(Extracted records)
# # # # # # #

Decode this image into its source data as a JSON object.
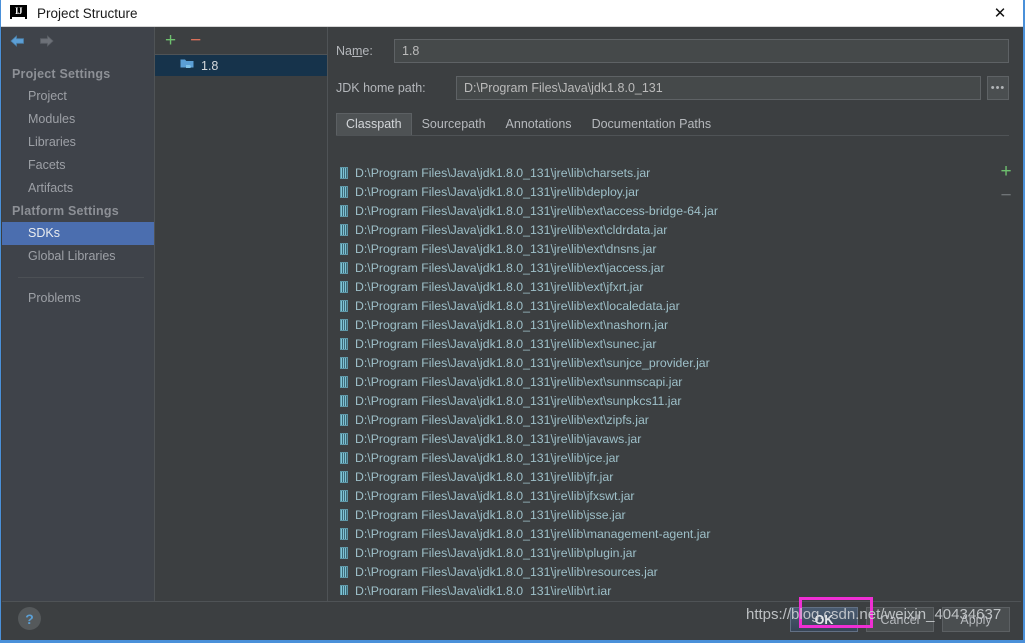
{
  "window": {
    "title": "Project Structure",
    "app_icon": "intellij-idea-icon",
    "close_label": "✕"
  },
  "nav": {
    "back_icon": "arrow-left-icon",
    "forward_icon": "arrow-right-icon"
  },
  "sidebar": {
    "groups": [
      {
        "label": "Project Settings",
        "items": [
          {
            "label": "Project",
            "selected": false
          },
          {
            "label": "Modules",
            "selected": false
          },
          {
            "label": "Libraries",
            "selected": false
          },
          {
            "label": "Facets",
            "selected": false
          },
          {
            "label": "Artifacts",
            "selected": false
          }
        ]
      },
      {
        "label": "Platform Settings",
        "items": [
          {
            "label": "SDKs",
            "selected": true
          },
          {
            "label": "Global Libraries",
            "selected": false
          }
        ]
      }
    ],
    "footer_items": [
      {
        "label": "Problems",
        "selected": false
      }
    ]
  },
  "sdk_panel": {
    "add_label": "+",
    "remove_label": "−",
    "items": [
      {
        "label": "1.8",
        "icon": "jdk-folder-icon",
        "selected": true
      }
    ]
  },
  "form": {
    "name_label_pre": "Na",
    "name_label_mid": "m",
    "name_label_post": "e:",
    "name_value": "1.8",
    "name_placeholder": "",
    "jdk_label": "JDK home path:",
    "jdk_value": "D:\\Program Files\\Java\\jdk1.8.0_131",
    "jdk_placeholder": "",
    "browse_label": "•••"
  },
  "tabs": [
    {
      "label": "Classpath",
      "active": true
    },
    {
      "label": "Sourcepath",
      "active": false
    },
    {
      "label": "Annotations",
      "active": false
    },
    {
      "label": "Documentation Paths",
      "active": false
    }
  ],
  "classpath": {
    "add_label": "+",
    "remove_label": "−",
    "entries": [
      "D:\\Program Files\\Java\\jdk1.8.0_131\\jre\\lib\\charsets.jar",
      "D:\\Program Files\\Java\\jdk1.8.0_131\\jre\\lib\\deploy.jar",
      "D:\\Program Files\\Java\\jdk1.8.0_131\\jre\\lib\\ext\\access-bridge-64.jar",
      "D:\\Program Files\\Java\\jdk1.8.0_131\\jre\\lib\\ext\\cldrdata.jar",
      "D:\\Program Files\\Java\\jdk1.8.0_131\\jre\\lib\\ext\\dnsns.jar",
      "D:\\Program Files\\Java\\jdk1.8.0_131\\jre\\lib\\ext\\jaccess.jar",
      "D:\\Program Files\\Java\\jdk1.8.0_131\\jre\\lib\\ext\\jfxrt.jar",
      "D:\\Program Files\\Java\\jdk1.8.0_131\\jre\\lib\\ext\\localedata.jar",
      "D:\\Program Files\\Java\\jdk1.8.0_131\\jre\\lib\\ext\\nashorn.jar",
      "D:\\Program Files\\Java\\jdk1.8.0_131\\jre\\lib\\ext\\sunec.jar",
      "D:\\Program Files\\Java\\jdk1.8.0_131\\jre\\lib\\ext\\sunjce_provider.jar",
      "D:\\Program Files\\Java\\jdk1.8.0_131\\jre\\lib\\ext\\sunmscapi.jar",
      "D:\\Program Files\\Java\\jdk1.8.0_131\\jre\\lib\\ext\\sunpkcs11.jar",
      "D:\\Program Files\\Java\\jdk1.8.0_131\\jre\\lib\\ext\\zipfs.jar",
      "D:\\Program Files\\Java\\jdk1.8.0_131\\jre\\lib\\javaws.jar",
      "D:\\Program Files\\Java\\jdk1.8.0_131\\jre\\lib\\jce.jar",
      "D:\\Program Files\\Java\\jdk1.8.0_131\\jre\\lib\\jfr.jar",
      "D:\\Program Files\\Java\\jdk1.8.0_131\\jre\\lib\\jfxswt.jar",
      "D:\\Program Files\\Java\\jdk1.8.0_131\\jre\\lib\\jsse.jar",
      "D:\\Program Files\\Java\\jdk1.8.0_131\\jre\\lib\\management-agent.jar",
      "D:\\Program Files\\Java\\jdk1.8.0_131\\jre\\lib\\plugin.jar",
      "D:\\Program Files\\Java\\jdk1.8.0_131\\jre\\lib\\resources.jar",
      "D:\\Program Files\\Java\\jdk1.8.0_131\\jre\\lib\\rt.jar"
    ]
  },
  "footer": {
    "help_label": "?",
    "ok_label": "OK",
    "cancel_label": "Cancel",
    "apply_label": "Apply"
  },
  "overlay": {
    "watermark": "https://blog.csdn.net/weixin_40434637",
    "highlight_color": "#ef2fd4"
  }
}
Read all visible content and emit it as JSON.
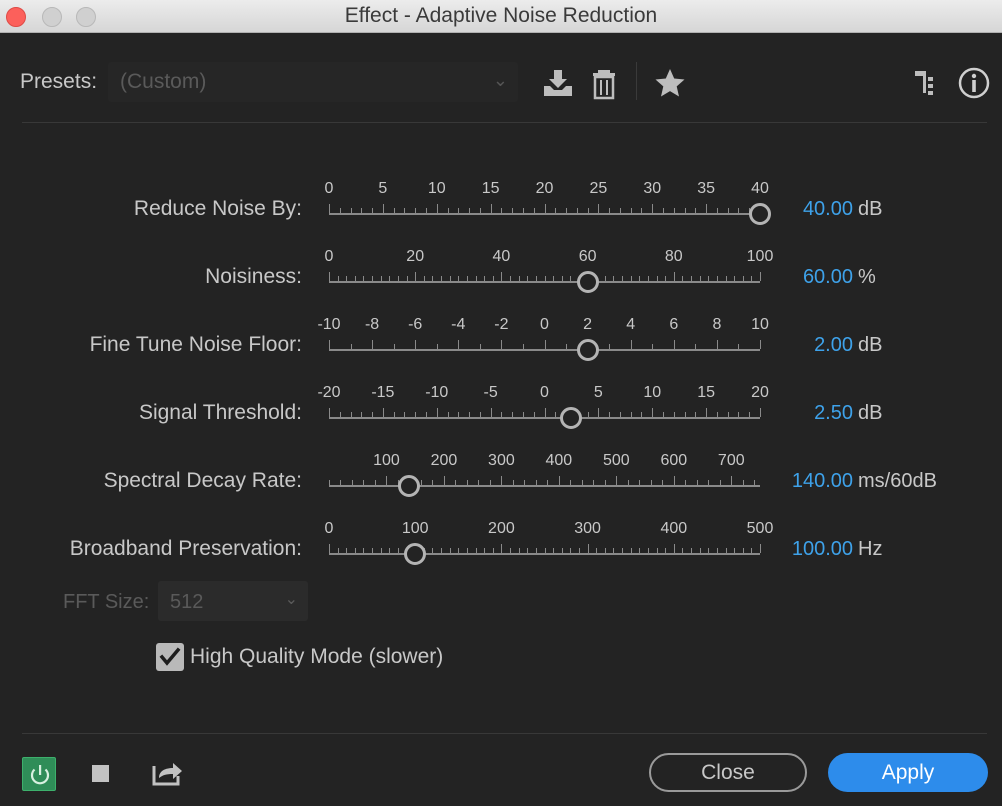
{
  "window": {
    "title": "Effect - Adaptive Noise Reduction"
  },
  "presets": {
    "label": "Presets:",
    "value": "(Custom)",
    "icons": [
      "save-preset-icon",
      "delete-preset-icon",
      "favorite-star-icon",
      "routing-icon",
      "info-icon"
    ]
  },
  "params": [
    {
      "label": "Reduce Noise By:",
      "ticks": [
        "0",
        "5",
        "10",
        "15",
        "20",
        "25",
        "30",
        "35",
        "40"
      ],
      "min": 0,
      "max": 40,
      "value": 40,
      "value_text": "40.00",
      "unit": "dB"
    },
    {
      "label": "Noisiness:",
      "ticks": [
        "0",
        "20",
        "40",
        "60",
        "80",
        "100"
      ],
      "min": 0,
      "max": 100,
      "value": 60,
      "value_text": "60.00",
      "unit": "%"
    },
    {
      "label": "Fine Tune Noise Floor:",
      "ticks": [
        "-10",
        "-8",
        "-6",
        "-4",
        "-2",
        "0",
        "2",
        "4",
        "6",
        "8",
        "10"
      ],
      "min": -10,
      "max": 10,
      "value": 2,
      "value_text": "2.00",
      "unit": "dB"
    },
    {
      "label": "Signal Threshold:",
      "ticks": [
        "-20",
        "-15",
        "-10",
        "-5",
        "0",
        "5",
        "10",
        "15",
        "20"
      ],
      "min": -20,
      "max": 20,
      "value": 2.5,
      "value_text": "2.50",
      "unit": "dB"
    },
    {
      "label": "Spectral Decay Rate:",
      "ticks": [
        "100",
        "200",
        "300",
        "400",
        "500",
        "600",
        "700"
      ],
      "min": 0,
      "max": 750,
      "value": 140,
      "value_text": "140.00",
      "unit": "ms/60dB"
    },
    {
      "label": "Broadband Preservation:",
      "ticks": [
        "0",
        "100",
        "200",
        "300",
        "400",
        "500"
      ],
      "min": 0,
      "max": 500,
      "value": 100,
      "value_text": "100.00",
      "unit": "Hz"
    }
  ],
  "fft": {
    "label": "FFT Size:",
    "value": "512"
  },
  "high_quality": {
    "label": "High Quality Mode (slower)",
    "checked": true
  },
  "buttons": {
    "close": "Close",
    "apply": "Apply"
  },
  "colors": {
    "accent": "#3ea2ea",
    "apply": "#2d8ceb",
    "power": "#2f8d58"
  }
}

# # # # # # #

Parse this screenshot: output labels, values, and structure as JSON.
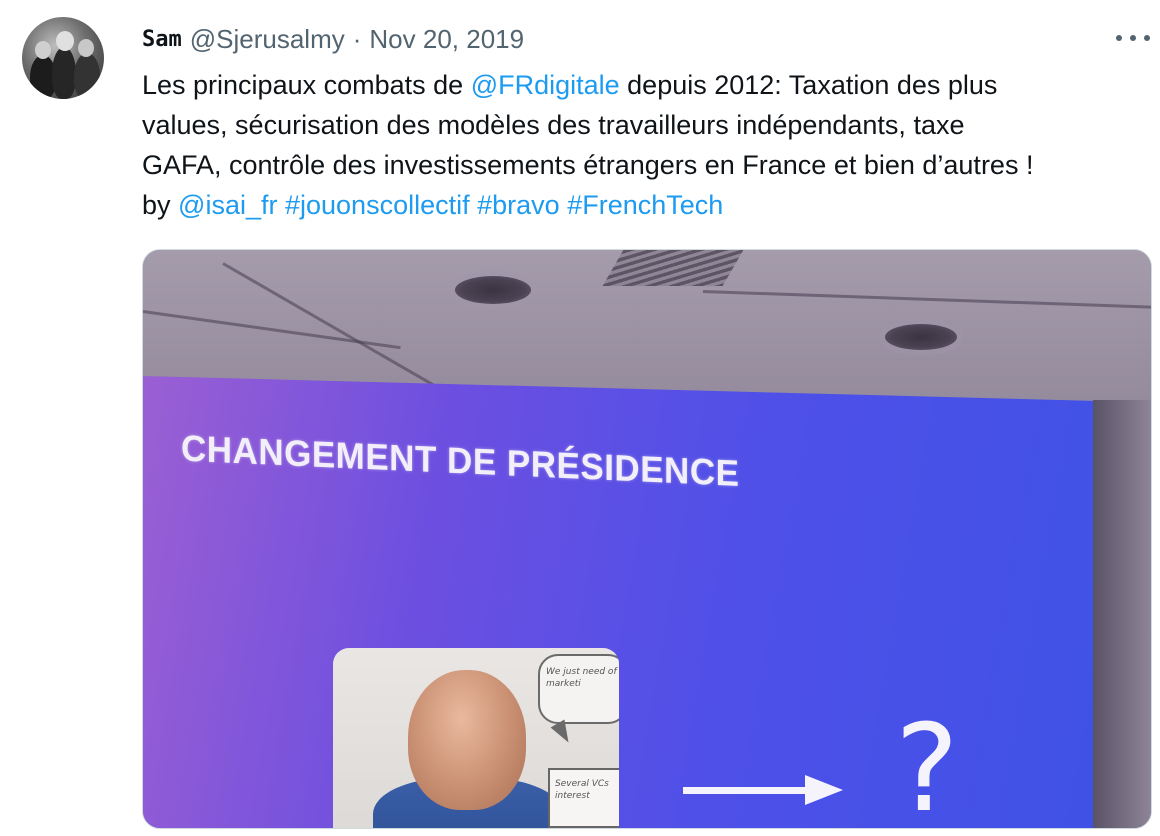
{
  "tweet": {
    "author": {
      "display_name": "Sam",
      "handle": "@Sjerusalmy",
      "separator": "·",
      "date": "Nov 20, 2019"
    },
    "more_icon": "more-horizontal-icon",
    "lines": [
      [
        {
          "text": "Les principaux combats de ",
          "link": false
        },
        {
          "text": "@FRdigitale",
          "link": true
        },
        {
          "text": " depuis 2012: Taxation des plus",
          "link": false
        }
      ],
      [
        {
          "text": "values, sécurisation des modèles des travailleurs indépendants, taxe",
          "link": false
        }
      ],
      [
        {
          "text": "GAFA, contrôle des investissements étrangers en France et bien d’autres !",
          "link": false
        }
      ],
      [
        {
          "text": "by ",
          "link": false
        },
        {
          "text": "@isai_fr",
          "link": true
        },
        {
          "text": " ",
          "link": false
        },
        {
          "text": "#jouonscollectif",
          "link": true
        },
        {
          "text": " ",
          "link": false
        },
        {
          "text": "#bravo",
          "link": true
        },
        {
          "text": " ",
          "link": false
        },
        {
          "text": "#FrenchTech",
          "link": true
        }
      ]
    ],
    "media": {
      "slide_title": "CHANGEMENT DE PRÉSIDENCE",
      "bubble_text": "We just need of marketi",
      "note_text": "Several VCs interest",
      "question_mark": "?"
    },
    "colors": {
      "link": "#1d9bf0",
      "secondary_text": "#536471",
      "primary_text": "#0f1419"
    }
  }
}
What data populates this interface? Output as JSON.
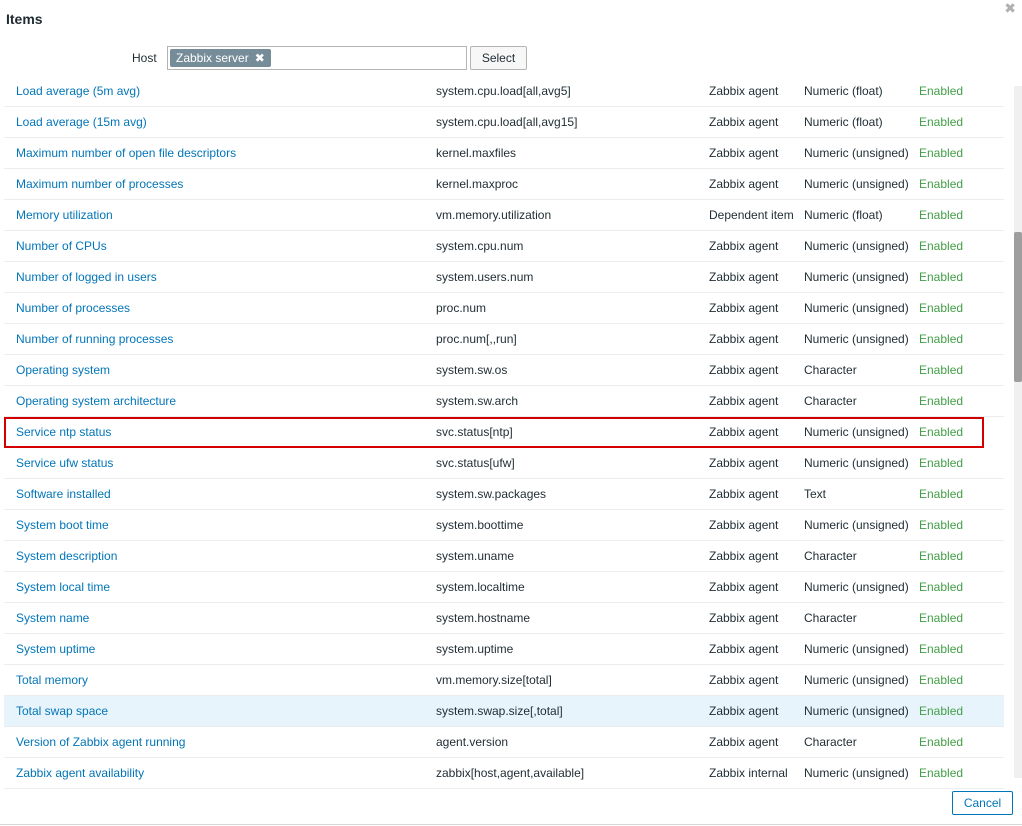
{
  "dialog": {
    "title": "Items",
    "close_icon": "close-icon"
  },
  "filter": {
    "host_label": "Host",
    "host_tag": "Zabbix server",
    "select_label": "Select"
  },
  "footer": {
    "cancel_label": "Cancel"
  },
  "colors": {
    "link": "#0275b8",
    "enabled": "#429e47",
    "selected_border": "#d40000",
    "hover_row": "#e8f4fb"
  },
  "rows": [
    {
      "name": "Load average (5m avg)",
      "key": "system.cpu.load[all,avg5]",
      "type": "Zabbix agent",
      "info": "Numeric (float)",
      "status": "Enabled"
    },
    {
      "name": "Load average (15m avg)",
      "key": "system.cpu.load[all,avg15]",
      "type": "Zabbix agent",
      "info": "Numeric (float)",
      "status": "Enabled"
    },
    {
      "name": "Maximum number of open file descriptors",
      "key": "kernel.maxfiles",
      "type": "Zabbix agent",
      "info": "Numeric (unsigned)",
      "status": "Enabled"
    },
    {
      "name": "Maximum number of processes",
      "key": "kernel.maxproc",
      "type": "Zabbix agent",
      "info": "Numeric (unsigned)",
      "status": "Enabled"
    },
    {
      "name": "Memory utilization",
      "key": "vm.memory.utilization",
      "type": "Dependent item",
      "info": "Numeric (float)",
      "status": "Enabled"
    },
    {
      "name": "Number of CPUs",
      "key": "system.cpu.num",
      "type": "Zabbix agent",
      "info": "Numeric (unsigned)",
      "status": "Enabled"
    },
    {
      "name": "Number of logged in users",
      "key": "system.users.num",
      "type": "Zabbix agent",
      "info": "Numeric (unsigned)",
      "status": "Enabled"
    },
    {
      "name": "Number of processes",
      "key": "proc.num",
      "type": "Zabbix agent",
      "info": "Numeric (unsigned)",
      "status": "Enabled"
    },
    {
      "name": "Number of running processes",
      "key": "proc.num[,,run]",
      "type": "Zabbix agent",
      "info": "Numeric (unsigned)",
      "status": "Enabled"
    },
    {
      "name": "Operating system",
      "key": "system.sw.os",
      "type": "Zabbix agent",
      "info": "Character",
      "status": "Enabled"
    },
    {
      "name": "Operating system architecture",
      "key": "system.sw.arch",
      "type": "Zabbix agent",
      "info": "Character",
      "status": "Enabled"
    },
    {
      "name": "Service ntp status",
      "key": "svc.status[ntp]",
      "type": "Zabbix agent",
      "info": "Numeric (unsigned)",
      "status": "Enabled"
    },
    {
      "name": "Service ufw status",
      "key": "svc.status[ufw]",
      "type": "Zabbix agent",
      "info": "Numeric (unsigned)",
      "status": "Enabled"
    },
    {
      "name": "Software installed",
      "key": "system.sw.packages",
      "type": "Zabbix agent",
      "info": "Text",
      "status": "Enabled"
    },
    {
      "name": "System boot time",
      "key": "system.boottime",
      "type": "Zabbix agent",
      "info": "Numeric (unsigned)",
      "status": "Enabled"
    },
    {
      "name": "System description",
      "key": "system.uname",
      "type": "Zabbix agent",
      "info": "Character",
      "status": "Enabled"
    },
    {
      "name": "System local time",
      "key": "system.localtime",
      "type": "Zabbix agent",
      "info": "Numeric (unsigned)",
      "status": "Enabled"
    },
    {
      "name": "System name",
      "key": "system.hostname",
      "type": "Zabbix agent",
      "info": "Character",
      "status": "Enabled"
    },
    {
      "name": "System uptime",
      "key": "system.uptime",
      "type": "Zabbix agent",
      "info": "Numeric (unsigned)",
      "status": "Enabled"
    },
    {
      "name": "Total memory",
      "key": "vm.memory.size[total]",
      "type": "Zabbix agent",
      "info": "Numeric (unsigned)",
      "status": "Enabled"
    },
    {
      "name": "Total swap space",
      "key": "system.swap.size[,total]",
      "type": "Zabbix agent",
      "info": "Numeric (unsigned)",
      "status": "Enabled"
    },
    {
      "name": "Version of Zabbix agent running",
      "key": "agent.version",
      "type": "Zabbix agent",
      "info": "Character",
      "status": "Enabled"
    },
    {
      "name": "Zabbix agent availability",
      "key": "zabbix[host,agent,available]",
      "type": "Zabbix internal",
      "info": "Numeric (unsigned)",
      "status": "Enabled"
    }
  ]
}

# # # # # # #

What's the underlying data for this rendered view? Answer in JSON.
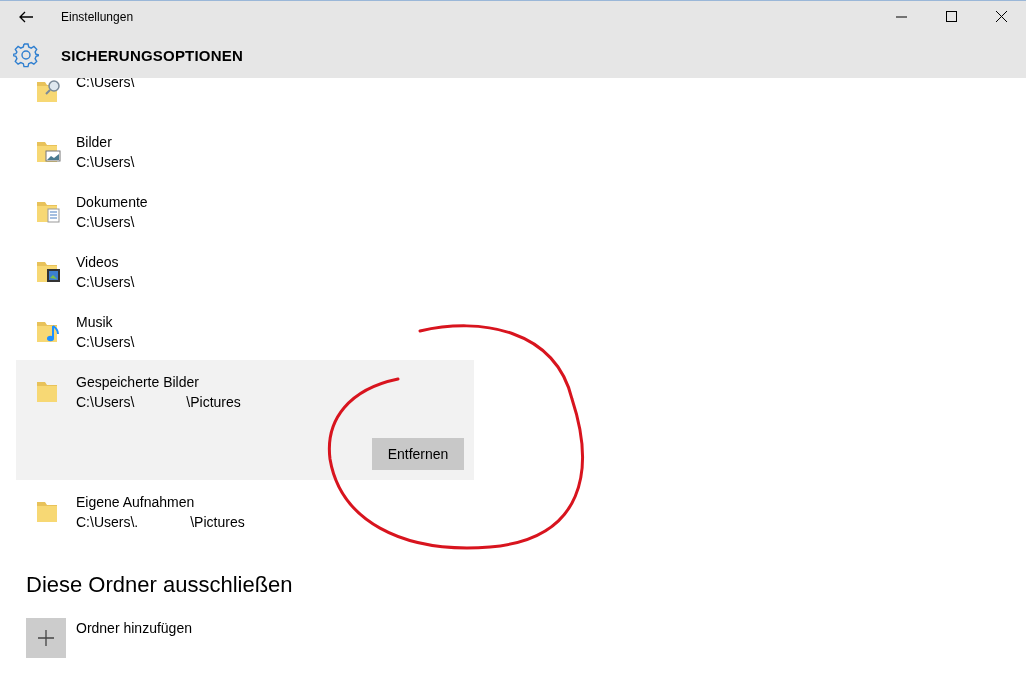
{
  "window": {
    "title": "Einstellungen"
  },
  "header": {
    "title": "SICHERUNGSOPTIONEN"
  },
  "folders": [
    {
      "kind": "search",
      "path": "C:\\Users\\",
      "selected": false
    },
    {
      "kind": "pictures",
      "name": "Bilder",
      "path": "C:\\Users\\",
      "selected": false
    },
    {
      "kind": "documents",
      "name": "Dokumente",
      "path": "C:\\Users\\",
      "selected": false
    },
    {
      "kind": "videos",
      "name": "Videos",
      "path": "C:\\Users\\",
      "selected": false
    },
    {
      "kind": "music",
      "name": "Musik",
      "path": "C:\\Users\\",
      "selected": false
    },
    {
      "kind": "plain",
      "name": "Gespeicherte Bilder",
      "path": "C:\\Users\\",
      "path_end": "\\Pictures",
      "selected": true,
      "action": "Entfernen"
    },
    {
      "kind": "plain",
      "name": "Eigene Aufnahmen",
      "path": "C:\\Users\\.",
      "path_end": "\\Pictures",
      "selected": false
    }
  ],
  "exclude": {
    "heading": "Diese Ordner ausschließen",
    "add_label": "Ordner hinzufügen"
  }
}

# # # # # # #

Look through the entries and return every line where "Settings" appears.

        "label": "Project Settings",
        "label": "Platform Settings",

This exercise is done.